-- START LISTING --
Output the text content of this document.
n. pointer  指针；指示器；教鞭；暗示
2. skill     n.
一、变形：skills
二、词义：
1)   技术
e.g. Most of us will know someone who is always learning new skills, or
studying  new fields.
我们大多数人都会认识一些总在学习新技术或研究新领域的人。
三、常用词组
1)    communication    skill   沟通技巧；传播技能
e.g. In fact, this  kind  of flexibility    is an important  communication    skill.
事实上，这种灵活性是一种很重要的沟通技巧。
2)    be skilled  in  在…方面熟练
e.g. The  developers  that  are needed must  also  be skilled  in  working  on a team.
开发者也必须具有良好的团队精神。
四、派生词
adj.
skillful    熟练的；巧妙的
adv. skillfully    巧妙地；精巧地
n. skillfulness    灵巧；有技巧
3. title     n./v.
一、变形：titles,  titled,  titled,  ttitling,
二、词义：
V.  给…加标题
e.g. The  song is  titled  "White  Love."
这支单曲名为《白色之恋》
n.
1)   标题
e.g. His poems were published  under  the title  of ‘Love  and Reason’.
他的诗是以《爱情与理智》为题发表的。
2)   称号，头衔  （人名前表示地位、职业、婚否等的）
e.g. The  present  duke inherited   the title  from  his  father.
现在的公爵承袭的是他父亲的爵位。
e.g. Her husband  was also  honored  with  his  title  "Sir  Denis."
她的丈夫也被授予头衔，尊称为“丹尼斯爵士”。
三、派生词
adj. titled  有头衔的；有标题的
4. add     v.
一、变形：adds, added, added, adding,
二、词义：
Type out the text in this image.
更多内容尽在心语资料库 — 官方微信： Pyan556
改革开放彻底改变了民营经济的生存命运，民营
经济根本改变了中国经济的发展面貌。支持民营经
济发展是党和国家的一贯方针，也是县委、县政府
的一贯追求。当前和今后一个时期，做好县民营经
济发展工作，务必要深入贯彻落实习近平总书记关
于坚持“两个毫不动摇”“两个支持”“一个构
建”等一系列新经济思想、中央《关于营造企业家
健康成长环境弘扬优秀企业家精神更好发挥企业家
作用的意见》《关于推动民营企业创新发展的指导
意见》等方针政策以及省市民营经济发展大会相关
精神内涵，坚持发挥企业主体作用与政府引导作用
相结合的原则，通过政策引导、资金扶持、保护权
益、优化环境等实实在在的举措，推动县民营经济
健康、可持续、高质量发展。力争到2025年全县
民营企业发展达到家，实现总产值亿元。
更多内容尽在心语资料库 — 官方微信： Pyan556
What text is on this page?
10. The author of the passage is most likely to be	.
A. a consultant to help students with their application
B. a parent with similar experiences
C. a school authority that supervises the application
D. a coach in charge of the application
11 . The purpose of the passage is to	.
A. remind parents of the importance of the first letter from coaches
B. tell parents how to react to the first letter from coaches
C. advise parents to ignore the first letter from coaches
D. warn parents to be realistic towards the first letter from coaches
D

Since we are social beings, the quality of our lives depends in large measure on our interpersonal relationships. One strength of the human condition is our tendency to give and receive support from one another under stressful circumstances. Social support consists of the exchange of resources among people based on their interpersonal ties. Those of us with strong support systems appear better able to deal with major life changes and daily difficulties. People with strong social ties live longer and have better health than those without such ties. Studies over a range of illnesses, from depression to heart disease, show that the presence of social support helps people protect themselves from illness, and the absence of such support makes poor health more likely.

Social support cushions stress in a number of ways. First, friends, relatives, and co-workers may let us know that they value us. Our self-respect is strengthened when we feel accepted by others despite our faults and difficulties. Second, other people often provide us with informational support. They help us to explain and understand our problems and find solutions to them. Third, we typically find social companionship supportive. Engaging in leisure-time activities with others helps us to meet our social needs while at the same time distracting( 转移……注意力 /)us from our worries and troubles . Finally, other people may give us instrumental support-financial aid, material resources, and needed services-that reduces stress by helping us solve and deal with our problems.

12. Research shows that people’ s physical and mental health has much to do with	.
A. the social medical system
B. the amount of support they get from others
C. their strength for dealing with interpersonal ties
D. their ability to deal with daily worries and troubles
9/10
-- END LISTING --
## SHORT PROBLEM
State only the count of lines above that hold the string "communication".

## RESULT OF THE TASK
2